* [EXERCISE]:
Among the lines of the entries below, count those containing the word "section" and answer with the number only.

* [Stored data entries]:
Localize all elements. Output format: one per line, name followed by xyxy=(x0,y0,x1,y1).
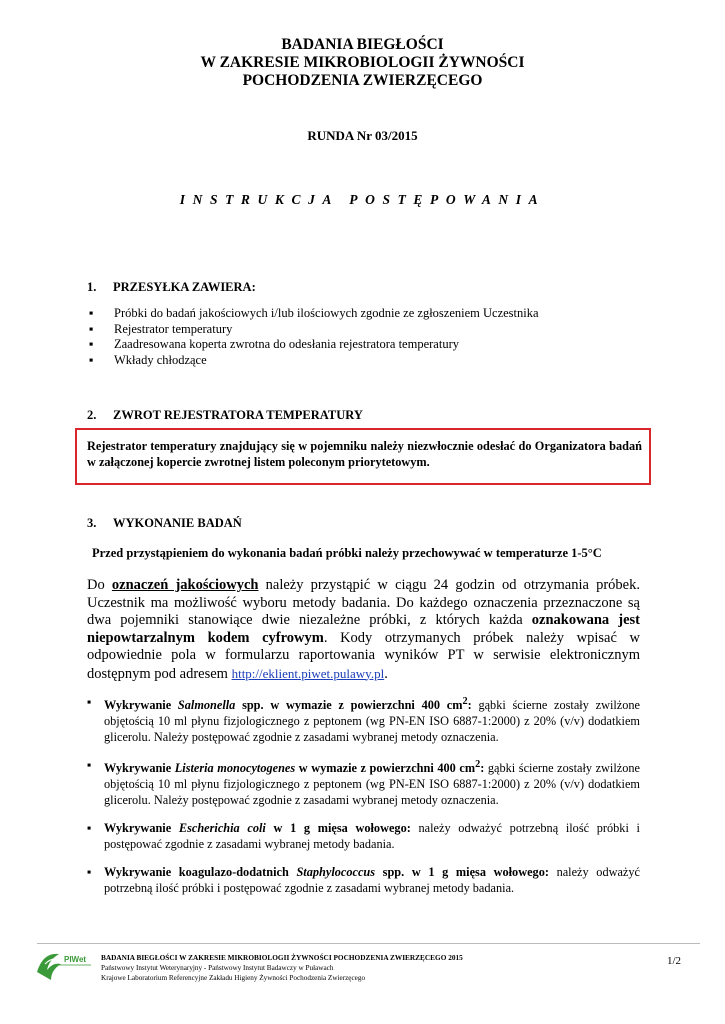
test-name: Wykrywanie koagulazo-dodatnich xyxy=(104,865,297,879)
test-name: : xyxy=(467,698,472,713)
species-name: Salmonella xyxy=(177,698,236,713)
test-name: Wykrywanie xyxy=(104,761,175,776)
qualitative-tests-paragraph xyxy=(87,577,640,683)
bullet-icon: ▪ xyxy=(87,695,92,709)
species-name: Staphylococcus xyxy=(296,865,376,879)
footer-program-name: BADANIA BIEGŁOŚCI W ZAKRESIE MIKROBIOLOGII ŻYWNOŚCI POCHODZENIA ZWIERZĘCEGO 2015 xyxy=(101,953,463,962)
test-item-staphylococcus xyxy=(87,864,640,896)
footer-laboratory: Krajowe Laboratorium Referencyjne Zakładu Higieny Żywności Pochodzenia Zwierzęcego xyxy=(101,974,366,982)
instruction-heading: INSTRUKCJA POSTĘPOWANIA xyxy=(179,192,546,207)
test-description: należy odważyć potrzebną ilość próbki i postępować zgodnie z zasadami wybranej metody badania. xyxy=(104,865,640,895)
document-title-line-1: BADANIA BIEGŁOŚCI xyxy=(281,36,444,53)
test-name: Wykrywanie xyxy=(104,698,178,713)
test-item-salmonella xyxy=(87,694,640,745)
list-item: ▪ Próbki do badań jakościowych i/lub ilościowych zgodnie ze zgłoszeniem Uczestnika xyxy=(87,306,539,322)
paragraph-text: . Kody otrzymanych próbek należy wpisać w odpowiednie pola w formularzu raportowania wyników PT w serwisie elektronicznym dostępnym pod adresem xyxy=(87,629,640,682)
test-description: gąbki ścierne zostały zwilżone objętością 10 ml płynu fizjologicznego z peptonem (wg PN-EN ISO 6887-1:2000) z 20% (v/v) dodatkiem glicerolu. Należy postępować zgodnie z zasadami wybranej metody oznaczenia. xyxy=(104,698,640,745)
paragraph-text: Do xyxy=(87,577,112,593)
test-description: gąbki ścierne zostały zwilżone objętością 10 ml płynu fizjologicznego z peptonem (wg PN-EN ISO 6887-1:2000) z 20% (v/v) dodatkiem glicerolu. Należy postępować zgodnie z zasadami wybranej metody oznaczenia. xyxy=(104,761,640,808)
paragraph-text: . xyxy=(384,665,388,682)
logo-text: PIWet xyxy=(64,955,87,964)
species-name: Escherichia coli xyxy=(178,821,266,835)
notice-text: Rejestrator temperatury znajdujący się w pojemniku należy niezwłocznie odesłać do Organizatora badań w załączonej kopercie zwrotnej listem poleconym priorytetowym. xyxy=(87,439,642,469)
piwet-logo xyxy=(33,946,93,986)
list-item: ▪ Rejestrator temperatury xyxy=(87,322,539,338)
bullet-icon: ▪ xyxy=(87,865,92,879)
logo-icon xyxy=(33,946,93,986)
document-title-line-3: POCHODZENIA ZWIERZĘCEGO xyxy=(242,72,483,89)
document-title-line-2: W ZAKRESIE MIKROBIOLOGII ŻYWNOŚCI xyxy=(200,54,525,71)
emphasis-qualitative: oznaczeń jakościowych xyxy=(111,577,259,593)
round-number: RUNDA Nr 03/2015 xyxy=(307,128,418,143)
section-1-heading xyxy=(87,280,256,295)
test-name: w wymazie z powierzchni 400 cm xyxy=(295,761,476,776)
test-item-ecoli xyxy=(87,820,640,852)
test-item-listeria xyxy=(87,757,640,808)
section-number: 2. xyxy=(87,408,97,422)
section-number: 1. xyxy=(87,280,97,294)
list-item: ▪ Zaadresowana koperta zwrotna do odesłania rejestratora temperatury xyxy=(87,337,539,353)
emphasis-code: oznakowana jest niepowtarzalnym kodem cyfrowym xyxy=(87,612,640,646)
test-name: Wykrywanie xyxy=(104,821,179,835)
test-name: w 1 g mięsa wołowego: xyxy=(265,821,411,835)
section-title: PRZESYŁKA ZAWIERA: xyxy=(113,280,256,294)
storage-instruction: Przed przystąpieniem do wykonania badań próbki należy przechowywać w temperaturze 1-5°C xyxy=(92,546,602,560)
eklient-link[interactable]: http://eklient.piwet.pulawy.pl xyxy=(231,665,385,681)
bullet-icon: ▪ xyxy=(87,821,92,835)
bullet-icon: ▪ xyxy=(87,758,92,772)
test-name: spp. w wymazie z powierzchni 400 cm xyxy=(235,698,463,713)
paragraph-text: należy przystąpić w ciągu 24 godzin od otrzymania próbek. Uczestnik ma możliwość wyboru metody badania. Do każdego oznaczenia przeznaczone są dwa pojemniki stanowiące dwie niezależne próbki, z których każda xyxy=(87,577,640,628)
test-name: spp. w 1 g mięsa wołowego: xyxy=(375,865,549,879)
section-2-heading xyxy=(87,408,363,423)
page-number: 1/2 xyxy=(667,955,682,967)
footer-institute: Państwowy Instytut Weterynaryjny - Państwowy Instytut Badawczy w Puławach xyxy=(101,964,334,972)
superscript: 2 xyxy=(462,696,468,707)
section-3-heading xyxy=(87,516,242,531)
section-number: 3. xyxy=(87,516,97,530)
list-item: ▪ Wkłady chłodzące xyxy=(87,353,539,369)
footer-divider xyxy=(37,943,700,944)
species-name: Listeria monocytogenes xyxy=(174,761,296,776)
package-contents-list xyxy=(87,306,539,368)
test-description: należy odważyć potrzebną ilość próbki i postępować zgodnie z zasadami wybranej metody badania. xyxy=(104,821,640,851)
section-title: WYKONANIE BADAŃ xyxy=(113,516,242,530)
superscript: 2 xyxy=(475,759,481,770)
test-name: : xyxy=(480,761,485,776)
section-title: ZWROT REJESTRATORA TEMPERATURY xyxy=(113,408,363,422)
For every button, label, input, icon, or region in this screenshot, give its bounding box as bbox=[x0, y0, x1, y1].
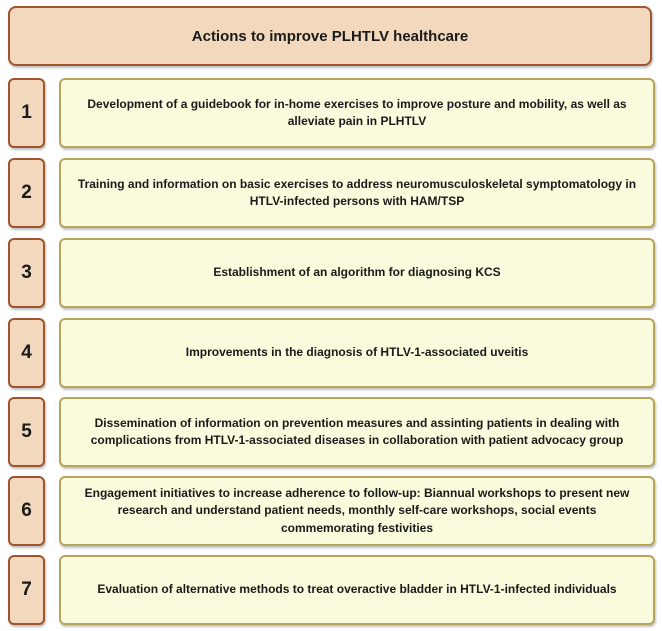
action-text-2: Training and information on basic exercises to address neuromusculoskeletal symptomatology in HTLV-infected persons with HAM/TSP bbox=[59, 158, 655, 228]
action-row-4 bbox=[0, 318, 662, 388]
action-number-3: 3 bbox=[8, 238, 45, 308]
action-text-3: Establishment of an algorithm for diagnosing KCS bbox=[59, 238, 655, 308]
action-row-6 bbox=[0, 476, 662, 546]
action-row-3 bbox=[0, 238, 662, 308]
action-number-4: 4 bbox=[8, 318, 45, 388]
action-number-7: 7 bbox=[8, 555, 45, 625]
action-number-5: 5 bbox=[8, 397, 45, 467]
action-row-2 bbox=[0, 158, 662, 228]
action-number-1: 1 bbox=[8, 78, 45, 148]
action-row-5 bbox=[0, 397, 662, 467]
action-text-5: Dissemination of information on prevention measures and assinting patients in dealing with complications from HTLV-1-associated diseases in collaboration with patient advocacy group bbox=[59, 397, 655, 467]
action-row-7 bbox=[0, 555, 662, 625]
action-number-6: 6 bbox=[8, 476, 45, 546]
action-text-4: Improvements in the diagnosis of HTLV-1-associated uveitis bbox=[59, 318, 655, 388]
action-row-1 bbox=[0, 78, 662, 148]
action-text-6: Engagement initiatives to increase adherence to follow-up: Biannual workshops to present new research and understand patient needs, monthly self-care workshops, social events commemorating festivities bbox=[59, 476, 655, 546]
action-text-1: Development of a guidebook for in-home exercises to improve posture and mobility, as well as alleviate pain in PLHTLV bbox=[59, 78, 655, 148]
action-number-2: 2 bbox=[8, 158, 45, 228]
action-text-7: Evaluation of alternative methods to treat overactive bladder in HTLV-1-infected individuals bbox=[59, 555, 655, 625]
diagram-title: Actions to improve PLHTLV healthcare bbox=[8, 6, 652, 66]
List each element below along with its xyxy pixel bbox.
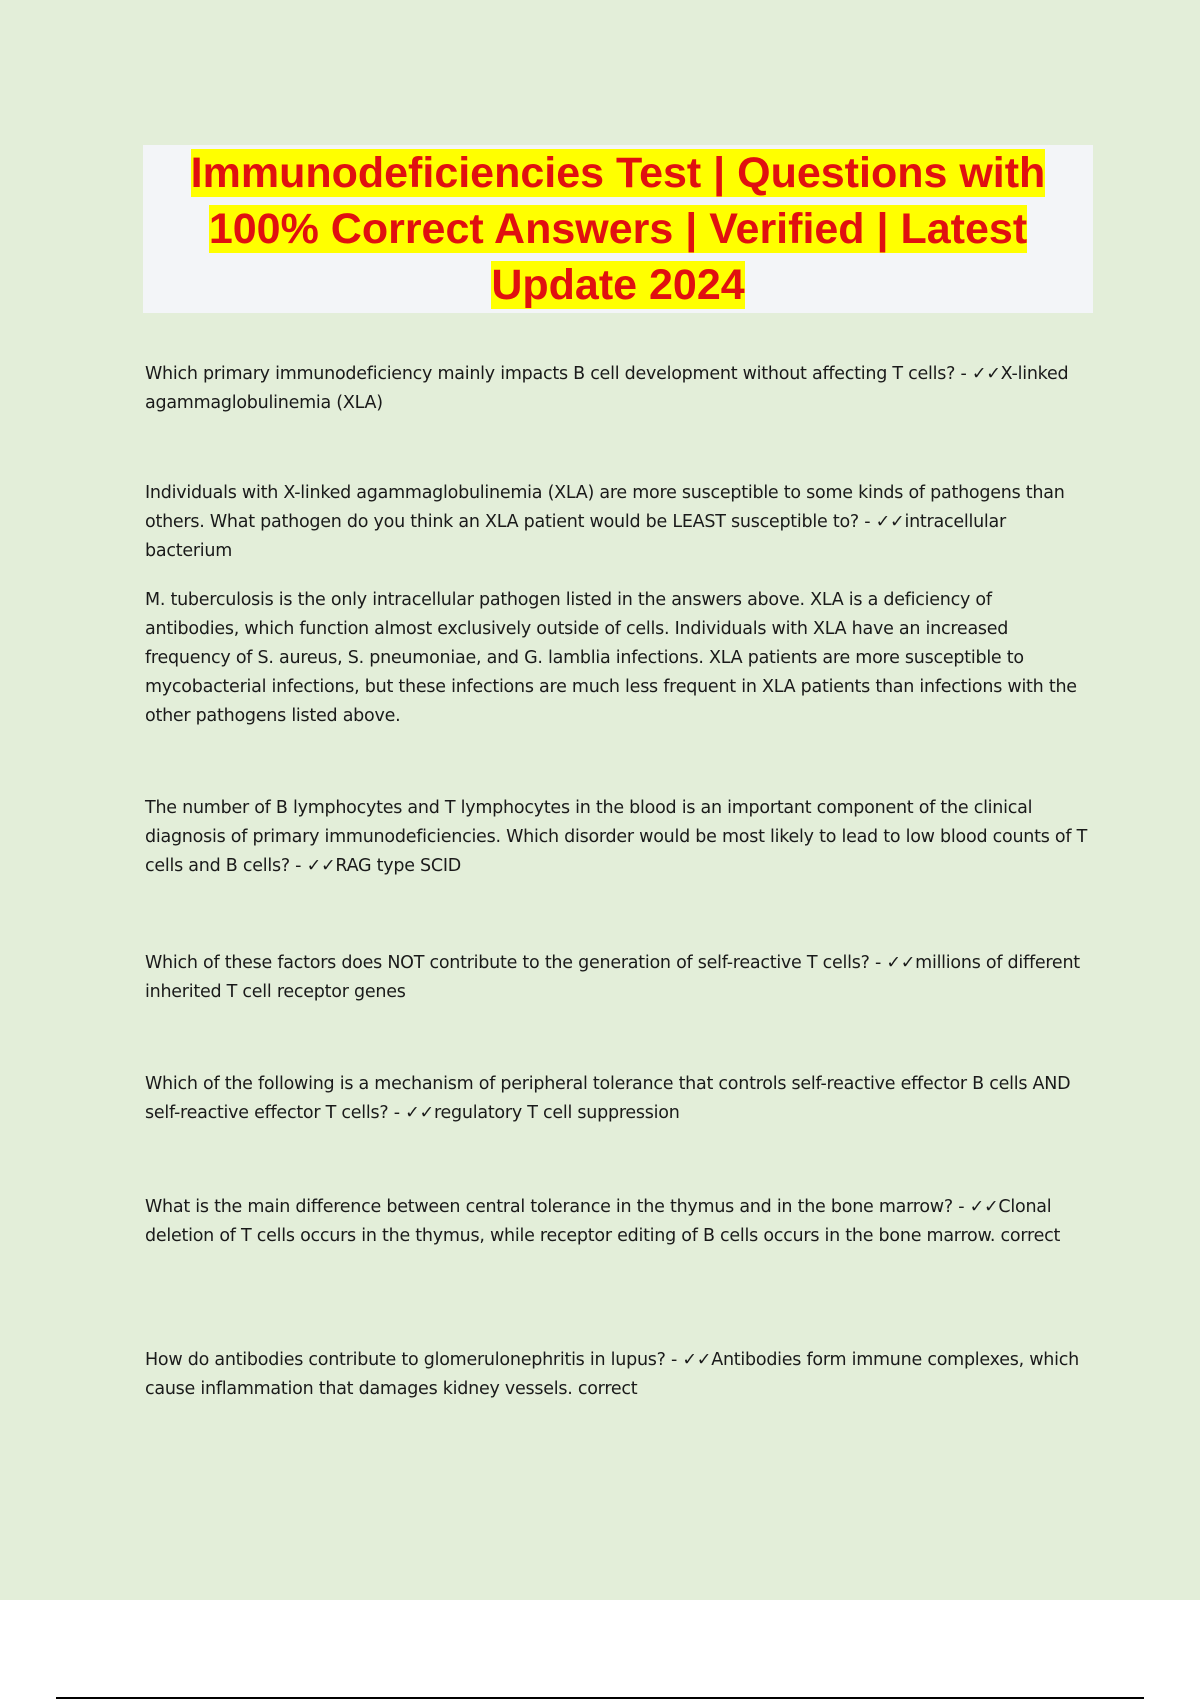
qa-item-4 xyxy=(145,794,1090,881)
document-title: Immunodeficiencies Test | Questions with 100% Correct Answers | Verified | Latest Update 2024 xyxy=(190,149,1046,309)
question-text: Individuals with X-linked agammaglobulinemia (XLA) are more susceptible to some kinds of pathogens than others. What pathogen do you think an XLA patient would be LEAST susceptible to? - xyxy=(145,483,1065,532)
qa-item-6 xyxy=(145,1070,1090,1128)
question-text: Which of these factors does NOT contribute to the generation of self-reactive T cells? - xyxy=(145,953,887,973)
answer-text: ✓✓X-linked agammaglobulinemia (XLA) xyxy=(145,364,1069,413)
footer-divider xyxy=(56,1697,1144,1699)
answer-text: ✓✓regulatory T cell suppression xyxy=(405,1103,680,1123)
question-text: How do antibodies contribute to glomerulonephritis in lupus? - xyxy=(145,1350,683,1370)
question-text: Which of the following is a mechanism of peripheral tolerance that controls self-reactive effector B cells AND self-reactive effector T cells? - xyxy=(145,1074,1071,1123)
explanation-text: M. tuberculosis is the only intracellular pathogen listed in the answers above. XLA is a deficiency of antibodies, which function almost exclusively outside of cells. Individuals with XLA have an increased frequency of S. aureus, S. pneumoniae, and G. lamblia infections. XLA patients are more susceptible to mycobacterial infections, but these infections are much less frequent in XLA patients than infections with the other pathogens listed above. xyxy=(145,590,1077,726)
question-text: Which primary immunodeficiency mainly impacts B cell development without affecting T cells? - xyxy=(145,364,972,384)
answer-text: ✓✓RAG type SCID xyxy=(306,856,461,876)
qa-item-2 xyxy=(145,479,1090,566)
question-text: The number of B lymphocytes and T lymphocytes in the blood is an important component of the clinical diagnosis of primary immunodeficiencies. Which disorder would be most likely to lead to low blood counts of T cells and B cells? - xyxy=(145,798,1088,876)
answer-text: ✓✓intracellular bacterium xyxy=(145,512,1006,561)
qa-item-5 xyxy=(145,949,1090,1007)
answer-text: ✓✓Antibodies form immune complexes, which cause inflammation that damages kidney vessels. correct xyxy=(145,1350,1079,1399)
title-box xyxy=(143,145,1093,313)
qa-item-3 xyxy=(145,586,1090,731)
answer-text: ✓✓millions of different inherited T cell receptor genes xyxy=(145,953,1080,1002)
answer-text: ✓✓Clonal deletion of T cells occurs in the thymus, while receptor editing of B cells occurs in the bone marrow. correct xyxy=(145,1197,1061,1246)
question-text: What is the main difference between central tolerance in the thymus and in the bone marrow? - xyxy=(145,1197,970,1217)
qa-item-1 xyxy=(145,360,1090,418)
qa-item-8 xyxy=(145,1346,1090,1404)
qa-item-7 xyxy=(145,1193,1090,1251)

* [SOLVED EXERCISE]:
9